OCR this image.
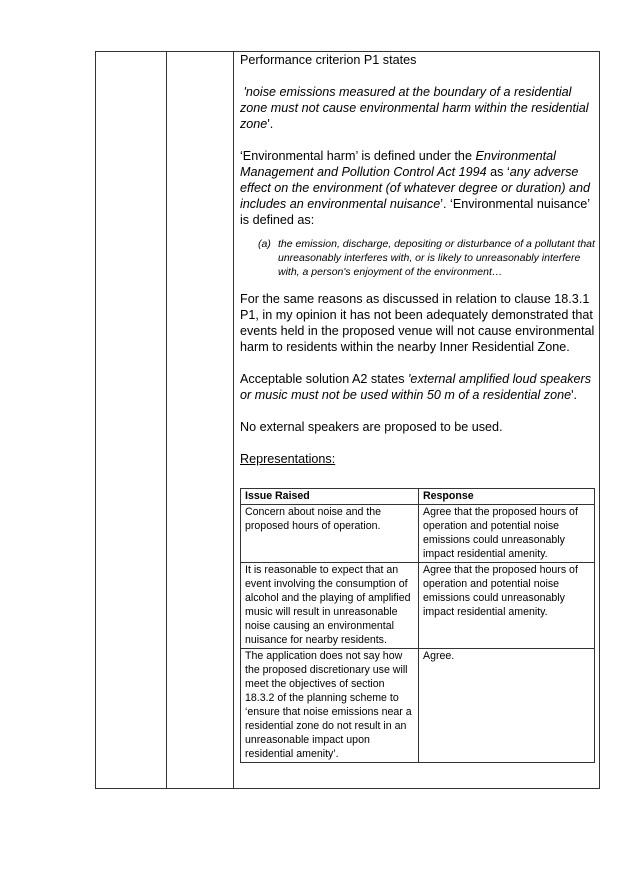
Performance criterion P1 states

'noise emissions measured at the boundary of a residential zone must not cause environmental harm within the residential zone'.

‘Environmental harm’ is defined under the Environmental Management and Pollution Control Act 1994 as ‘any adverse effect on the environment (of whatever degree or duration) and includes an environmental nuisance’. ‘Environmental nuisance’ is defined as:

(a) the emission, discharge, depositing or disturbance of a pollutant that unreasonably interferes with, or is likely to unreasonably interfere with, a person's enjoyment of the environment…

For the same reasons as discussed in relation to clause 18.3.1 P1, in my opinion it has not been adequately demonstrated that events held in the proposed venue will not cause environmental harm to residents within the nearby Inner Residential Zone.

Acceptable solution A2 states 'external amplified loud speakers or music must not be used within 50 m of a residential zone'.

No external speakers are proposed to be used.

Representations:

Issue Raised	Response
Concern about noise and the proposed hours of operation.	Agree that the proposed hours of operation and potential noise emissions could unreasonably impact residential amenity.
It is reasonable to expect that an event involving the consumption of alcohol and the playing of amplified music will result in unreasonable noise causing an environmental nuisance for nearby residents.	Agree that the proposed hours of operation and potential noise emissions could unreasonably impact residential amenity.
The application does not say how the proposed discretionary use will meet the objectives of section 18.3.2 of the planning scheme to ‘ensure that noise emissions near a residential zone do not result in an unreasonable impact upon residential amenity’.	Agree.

* * * * * * * * *

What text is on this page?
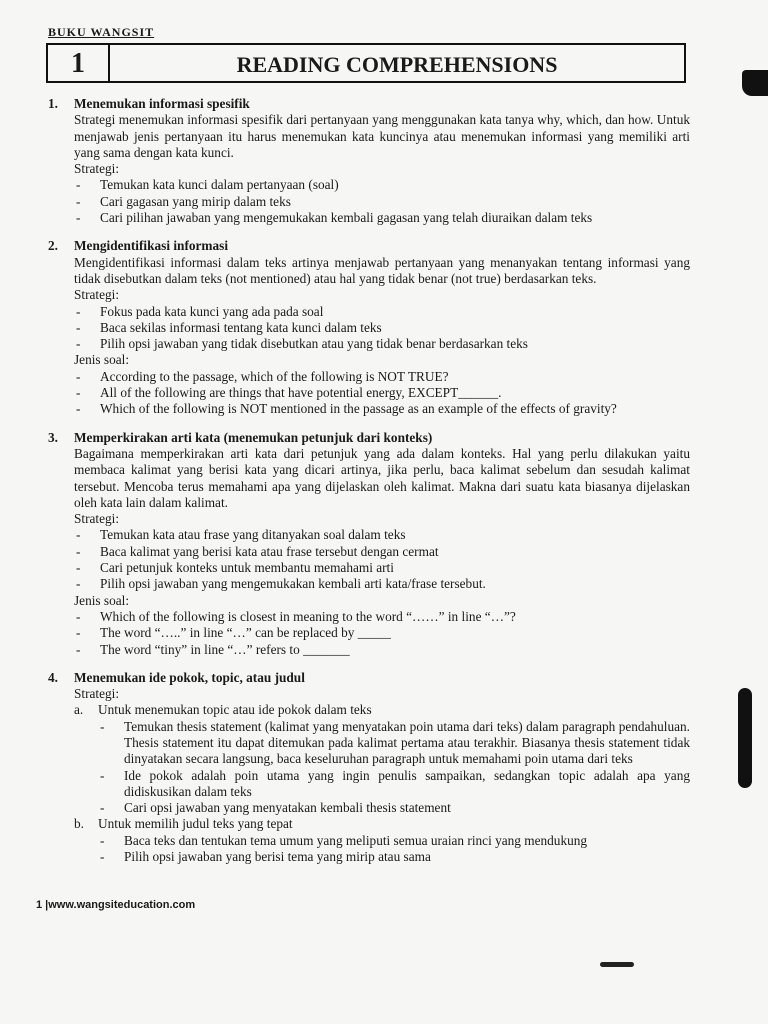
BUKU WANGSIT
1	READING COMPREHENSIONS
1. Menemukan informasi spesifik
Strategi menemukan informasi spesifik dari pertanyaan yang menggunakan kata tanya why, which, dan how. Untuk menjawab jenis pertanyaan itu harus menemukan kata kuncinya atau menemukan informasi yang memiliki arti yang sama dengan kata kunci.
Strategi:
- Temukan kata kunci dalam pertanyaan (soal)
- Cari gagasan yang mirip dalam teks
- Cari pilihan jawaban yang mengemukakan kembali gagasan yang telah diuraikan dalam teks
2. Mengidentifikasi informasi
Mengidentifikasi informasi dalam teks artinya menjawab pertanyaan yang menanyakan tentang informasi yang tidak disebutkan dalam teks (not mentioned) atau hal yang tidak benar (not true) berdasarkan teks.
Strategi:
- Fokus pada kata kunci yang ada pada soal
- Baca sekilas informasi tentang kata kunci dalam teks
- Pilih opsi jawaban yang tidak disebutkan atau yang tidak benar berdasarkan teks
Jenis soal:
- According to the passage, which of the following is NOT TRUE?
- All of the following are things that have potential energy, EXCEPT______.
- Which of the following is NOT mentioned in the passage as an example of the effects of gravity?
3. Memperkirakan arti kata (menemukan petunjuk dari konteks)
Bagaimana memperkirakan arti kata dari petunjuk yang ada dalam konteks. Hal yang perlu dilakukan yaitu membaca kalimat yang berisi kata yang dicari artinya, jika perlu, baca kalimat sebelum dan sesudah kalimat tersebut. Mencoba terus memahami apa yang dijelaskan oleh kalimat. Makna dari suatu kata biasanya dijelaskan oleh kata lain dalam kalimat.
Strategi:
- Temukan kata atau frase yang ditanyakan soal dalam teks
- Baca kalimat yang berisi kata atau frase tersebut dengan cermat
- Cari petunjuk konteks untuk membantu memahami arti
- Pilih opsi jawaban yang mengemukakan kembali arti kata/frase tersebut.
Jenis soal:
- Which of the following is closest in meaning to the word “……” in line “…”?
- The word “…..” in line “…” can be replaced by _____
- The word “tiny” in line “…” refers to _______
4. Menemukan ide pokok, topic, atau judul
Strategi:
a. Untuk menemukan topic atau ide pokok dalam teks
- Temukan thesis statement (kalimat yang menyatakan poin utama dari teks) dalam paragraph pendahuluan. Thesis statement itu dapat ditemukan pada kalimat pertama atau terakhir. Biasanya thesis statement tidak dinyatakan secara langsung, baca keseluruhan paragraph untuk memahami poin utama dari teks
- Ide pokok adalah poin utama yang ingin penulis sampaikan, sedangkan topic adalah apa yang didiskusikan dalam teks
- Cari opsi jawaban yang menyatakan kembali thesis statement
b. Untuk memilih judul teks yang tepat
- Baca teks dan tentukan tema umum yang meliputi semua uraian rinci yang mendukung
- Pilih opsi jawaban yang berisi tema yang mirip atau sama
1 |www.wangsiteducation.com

* * * * * * * * *

_What you need to do_
Filter the data for the string "topic" and copy every line that has it.

_Written solution_
4. Menemukan ide pokok, topic, atau judul
a. Untuk menemukan topic atau ide pokok dalam teks
- Ide pokok adalah poin utama yang ingin penulis sampaikan, sedangkan topic adalah apa yang didiskusikan dalam teks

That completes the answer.